§ **What you have to do**
Give the entries again, word for word.

§ **Material shown**
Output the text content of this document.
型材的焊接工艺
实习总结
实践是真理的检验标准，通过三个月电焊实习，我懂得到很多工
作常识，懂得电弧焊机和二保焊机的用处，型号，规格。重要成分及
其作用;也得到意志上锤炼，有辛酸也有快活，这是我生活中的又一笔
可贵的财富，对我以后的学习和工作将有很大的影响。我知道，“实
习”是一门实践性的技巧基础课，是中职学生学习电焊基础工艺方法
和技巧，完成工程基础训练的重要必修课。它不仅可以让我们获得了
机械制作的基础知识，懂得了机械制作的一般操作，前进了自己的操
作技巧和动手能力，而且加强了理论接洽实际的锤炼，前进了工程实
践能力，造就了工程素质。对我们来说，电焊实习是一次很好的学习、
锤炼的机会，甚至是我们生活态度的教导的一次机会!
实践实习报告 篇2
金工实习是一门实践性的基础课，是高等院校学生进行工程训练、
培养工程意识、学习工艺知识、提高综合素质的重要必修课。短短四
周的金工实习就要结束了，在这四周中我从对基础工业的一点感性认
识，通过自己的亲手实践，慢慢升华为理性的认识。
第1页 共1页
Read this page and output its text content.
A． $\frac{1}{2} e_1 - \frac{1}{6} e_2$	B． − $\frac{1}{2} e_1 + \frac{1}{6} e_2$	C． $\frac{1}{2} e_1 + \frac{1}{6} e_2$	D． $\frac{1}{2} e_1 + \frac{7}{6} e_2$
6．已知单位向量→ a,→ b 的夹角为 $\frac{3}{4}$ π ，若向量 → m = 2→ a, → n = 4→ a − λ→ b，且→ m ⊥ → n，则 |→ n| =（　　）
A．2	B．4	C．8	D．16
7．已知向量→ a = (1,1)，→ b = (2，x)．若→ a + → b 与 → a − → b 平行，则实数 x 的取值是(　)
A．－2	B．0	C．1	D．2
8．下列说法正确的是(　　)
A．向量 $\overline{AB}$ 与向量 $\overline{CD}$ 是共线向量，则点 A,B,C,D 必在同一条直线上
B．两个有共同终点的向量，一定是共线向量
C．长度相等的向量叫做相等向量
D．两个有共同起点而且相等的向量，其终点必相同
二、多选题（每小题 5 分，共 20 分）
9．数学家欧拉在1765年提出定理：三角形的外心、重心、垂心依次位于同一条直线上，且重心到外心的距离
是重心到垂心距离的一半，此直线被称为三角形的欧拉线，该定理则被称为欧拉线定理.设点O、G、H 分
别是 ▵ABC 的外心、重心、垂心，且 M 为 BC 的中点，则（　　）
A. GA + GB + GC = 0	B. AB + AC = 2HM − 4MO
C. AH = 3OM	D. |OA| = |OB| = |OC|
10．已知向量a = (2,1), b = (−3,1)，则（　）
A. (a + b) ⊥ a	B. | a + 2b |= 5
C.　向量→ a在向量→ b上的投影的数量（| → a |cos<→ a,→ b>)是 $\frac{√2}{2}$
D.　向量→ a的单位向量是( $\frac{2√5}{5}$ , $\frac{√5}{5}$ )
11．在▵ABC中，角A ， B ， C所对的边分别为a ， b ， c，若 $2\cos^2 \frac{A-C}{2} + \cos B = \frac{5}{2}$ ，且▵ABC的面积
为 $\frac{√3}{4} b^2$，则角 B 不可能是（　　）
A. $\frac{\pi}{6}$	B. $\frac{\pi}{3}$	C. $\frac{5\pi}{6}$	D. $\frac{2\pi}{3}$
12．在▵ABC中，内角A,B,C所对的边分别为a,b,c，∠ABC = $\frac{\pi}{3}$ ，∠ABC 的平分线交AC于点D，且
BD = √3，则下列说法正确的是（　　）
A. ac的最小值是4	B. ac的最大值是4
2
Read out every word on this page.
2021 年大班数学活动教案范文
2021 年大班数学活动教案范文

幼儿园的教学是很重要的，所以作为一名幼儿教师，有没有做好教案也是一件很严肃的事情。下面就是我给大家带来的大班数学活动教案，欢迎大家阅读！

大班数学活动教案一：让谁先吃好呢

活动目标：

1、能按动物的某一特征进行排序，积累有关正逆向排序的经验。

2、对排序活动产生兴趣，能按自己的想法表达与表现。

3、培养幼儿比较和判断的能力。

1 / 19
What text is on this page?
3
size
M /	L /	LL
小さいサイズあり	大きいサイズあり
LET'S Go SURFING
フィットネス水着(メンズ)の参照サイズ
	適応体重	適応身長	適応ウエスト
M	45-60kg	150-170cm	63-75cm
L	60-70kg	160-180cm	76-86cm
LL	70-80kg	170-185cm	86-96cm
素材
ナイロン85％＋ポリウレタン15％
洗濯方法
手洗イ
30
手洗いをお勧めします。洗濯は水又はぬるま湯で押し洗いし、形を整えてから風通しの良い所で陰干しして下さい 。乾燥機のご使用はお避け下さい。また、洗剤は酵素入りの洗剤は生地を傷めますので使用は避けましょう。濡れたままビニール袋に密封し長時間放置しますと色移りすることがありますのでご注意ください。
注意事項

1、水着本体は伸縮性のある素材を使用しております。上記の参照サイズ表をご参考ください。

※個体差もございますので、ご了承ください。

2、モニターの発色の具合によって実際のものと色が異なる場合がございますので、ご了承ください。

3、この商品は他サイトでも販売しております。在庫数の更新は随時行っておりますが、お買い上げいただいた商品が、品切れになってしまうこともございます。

§ **Response to this exercise**
Output the text content of this document.
型材的焊接工艺
实习总结
实践是真理的检验标准，通过三个月电焊实习，我懂得到很多工
作常识，懂得电弧焊机和二保焊机的用处，型号，规格。重要成分及
其作用;也得到意志上锤炼，有辛酸也有快活，这是我生活中的又一笔
可贵的财富，对我以后的学习和工作将有很大的影响。我知道，“实
习”是一门实践性的技巧基础课，是中职学生学习电焊基础工艺方法
和技巧，完成工程基础训练的重要必修课。它不仅可以让我们获得了
机械制作的基础知识，懂得了机械制作的一般操作，前进了自己的操
作技巧和动手能力，而且加强了理论接洽实际的锤炼，前进了工程实
践能力，造就了工程素质。对我们来说，电焊实习是一次很好的学习、
锤炼的机会，甚至是我们生活态度的教导的一次机会!
实践实习报告 篇2
金工实习是一门实践性的基础课，是高等院校学生进行工程训练、
培养工程意识、学习工艺知识、提高综合素质的重要必修课。短短四
周的金工实习就要结束了，在这四周中我从对基础工业的一点感性认
识，通过自己的亲手实践，慢慢升华为理性的认识。
第1页 共1页
Read this page and output its text content.
A． $\frac{1}{2} e_1 - \frac{1}{6} e_2$	B． − $\frac{1}{2} e_1 + \frac{1}{6} e_2$	C． $\frac{1}{2} e_1 + \frac{1}{6} e_2$	D． $\frac{1}{2} e_1 + \frac{7}{6} e_2$
6．已知单位向量→ a,→ b 的夹角为 $\frac{3}{4}$ π ，若向量 → m = 2→ a, → n = 4→ a − λ→ b，且→ m ⊥ → n，则 |→ n| =（　　）
A．2	B．4	C．8	D．16
7．已知向量→ a = (1,1)，→ b = (2，x)．若→ a + → b 与 → a − → b 平行，则实数 x 的取值是(　)
A．－2	B．0	C．1	D．2
8．下列说法正确的是(　　)
A．向量 $\overline{AB}$ 与向量 $\overline{CD}$ 是共线向量，则点 A,B,C,D 必在同一条直线上
B．两个有共同终点的向量，一定是共线向量
C．长度相等的向量叫做相等向量
D．两个有共同起点而且相等的向量，其终点必相同
二、多选题（每小题 5 分，共 20 分）
9．数学家欧拉在1765年提出定理：三角形的外心、重心、垂心依次位于同一条直线上，且重心到外心的距离
是重心到垂心距离的一半，此直线被称为三角形的欧拉线，该定理则被称为欧拉线定理.设点O、G、H 分
别是 ▵ABC 的外心、重心、垂心，且 M 为 BC 的中点，则（　　）
A. GA + GB + GC = 0	B. AB + AC = 2HM − 4MO
C. AH = 3OM	D. |OA| = |OB| = |OC|
10．已知向量a = (2,1), b = (−3,1)，则（　）
A. (a + b) ⊥ a	B. | a + 2b |= 5
C.　向量→ a在向量→ b上的投影的数量（| → a |cos<→ a,→ b>)是 $\frac{√2}{2}$
D.　向量→ a的单位向量是( $\frac{2√5}{5}$ , $\frac{√5}{5}$ )
11．在▵ABC中，角A ， B ， C所对的边分别为a ， b ， c，若 $2\cos^2 \frac{A-C}{2} + \cos B = \frac{5}{2}$ ，且▵ABC的面积
为 $\frac{√3}{4} b^2$，则角 B 不可能是（　　）
A. $\frac{\pi}{6}$	B. $\frac{\pi}{3}$	C. $\frac{5\pi}{6}$	D. $\frac{2\pi}{3}$
12．在▵ABC中，内角A,B,C所对的边分别为a,b,c，∠ABC = $\frac{\pi}{3}$ ，∠ABC 的平分线交AC于点D，且
BD = √3，则下列说法正确的是（　　）
A. ac的最小值是4	B. ac的最大值是4
2
Read out every word on this page.
2021 年大班数学活动教案范文
2021 年大班数学活动教案范文

幼儿园的教学是很重要的，所以作为一名幼儿教师，有没有做好教案也是一件很严肃的事情。下面就是我给大家带来的大班数学活动教案，欢迎大家阅读！

大班数学活动教案一：让谁先吃好呢

活动目标：

1、能按动物的某一特征进行排序，积累有关正逆向排序的经验。

2、对排序活动产生兴趣，能按自己的想法表达与表现。

3、培养幼儿比较和判断的能力。

1 / 19
What text is on this page?
3
size
M /	L /	LL
小さいサイズあり	大きいサイズあり
LET'S Go SURFING
フィットネス水着(メンズ)の参照サイズ
	適応体重	適応身長	適応ウエスト
M	45-60kg	150-170cm	63-75cm
L	60-70kg	160-180cm	76-86cm
LL	70-80kg	170-185cm	86-96cm
素材
ナイロン85％＋ポリウレタン15％
洗濯方法
手洗イ
30
手洗いをお勧めします。洗濯は水又はぬるま湯で押し洗いし、形を整えてから風通しの良い所で陰干しして下さい 。乾燥機のご使用はお避け下さい。また、洗剤は酵素入りの洗剤は生地を傷めますので使用は避けましょう。濡れたままビニール袋に密封し長時間放置しますと色移りすることがありますのでご注意ください。
注意事項

1、水着本体は伸縮性のある素材を使用しております。上記の参照サイズ表をご参考ください。

※個体差もございますので、ご了承ください。

2、モニターの発色の具合によって実際のものと色が異なる場合がございますので、ご了承ください。

3、この商品は他サイトでも販売しております。在庫数の更新は随時行っておりますが、お買い上げいただいた商品が、品切れになってしまうこともございます。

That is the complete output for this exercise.